* **Given task**: How many lines of the material below contain the string "axle", with case taken into account? Reply with the number alone.

* **Extracted records**:
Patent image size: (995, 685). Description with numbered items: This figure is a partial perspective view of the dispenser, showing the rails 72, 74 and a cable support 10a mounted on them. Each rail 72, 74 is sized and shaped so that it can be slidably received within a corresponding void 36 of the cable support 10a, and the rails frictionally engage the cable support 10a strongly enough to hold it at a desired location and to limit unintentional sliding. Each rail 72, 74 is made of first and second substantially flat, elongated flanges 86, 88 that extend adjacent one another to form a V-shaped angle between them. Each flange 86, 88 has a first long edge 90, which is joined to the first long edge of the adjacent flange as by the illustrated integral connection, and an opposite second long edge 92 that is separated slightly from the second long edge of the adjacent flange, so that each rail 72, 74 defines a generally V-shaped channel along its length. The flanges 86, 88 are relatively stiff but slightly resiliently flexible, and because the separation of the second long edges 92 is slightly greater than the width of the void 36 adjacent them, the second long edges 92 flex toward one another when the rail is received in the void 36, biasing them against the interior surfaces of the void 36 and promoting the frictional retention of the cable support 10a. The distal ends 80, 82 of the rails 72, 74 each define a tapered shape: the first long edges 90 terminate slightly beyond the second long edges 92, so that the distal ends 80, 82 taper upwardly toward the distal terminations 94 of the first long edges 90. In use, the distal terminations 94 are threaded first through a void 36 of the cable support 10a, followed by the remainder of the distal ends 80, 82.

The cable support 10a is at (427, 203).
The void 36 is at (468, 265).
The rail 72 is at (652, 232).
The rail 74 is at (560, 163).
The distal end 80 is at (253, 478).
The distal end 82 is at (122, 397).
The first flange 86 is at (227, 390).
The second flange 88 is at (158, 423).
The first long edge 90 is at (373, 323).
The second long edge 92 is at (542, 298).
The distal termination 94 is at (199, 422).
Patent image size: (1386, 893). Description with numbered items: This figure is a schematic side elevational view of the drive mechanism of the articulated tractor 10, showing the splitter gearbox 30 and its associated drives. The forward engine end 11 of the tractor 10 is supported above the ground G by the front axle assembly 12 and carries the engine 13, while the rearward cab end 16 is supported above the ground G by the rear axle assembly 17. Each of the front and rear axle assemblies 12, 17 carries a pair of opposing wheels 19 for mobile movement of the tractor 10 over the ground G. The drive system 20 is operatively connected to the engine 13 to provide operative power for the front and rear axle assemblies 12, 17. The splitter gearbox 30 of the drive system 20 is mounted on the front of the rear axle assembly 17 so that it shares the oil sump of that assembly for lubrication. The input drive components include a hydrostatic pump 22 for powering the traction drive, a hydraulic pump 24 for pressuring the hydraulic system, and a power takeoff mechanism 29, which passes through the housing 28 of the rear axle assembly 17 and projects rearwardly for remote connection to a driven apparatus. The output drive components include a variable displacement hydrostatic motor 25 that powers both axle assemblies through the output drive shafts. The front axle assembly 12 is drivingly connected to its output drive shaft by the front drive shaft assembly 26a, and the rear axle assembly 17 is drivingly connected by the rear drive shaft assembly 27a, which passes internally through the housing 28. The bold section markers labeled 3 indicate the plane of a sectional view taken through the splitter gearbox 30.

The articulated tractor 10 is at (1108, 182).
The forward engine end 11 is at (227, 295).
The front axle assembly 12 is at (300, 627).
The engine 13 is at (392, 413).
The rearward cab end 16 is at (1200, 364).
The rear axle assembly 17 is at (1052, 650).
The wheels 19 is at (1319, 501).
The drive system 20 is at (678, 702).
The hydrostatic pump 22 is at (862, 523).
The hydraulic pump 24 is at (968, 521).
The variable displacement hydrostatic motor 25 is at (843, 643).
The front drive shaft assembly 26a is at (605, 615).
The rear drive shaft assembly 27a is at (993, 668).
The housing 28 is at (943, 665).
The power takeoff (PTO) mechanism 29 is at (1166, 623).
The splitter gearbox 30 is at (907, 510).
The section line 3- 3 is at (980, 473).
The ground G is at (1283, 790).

* **Complete output**: 3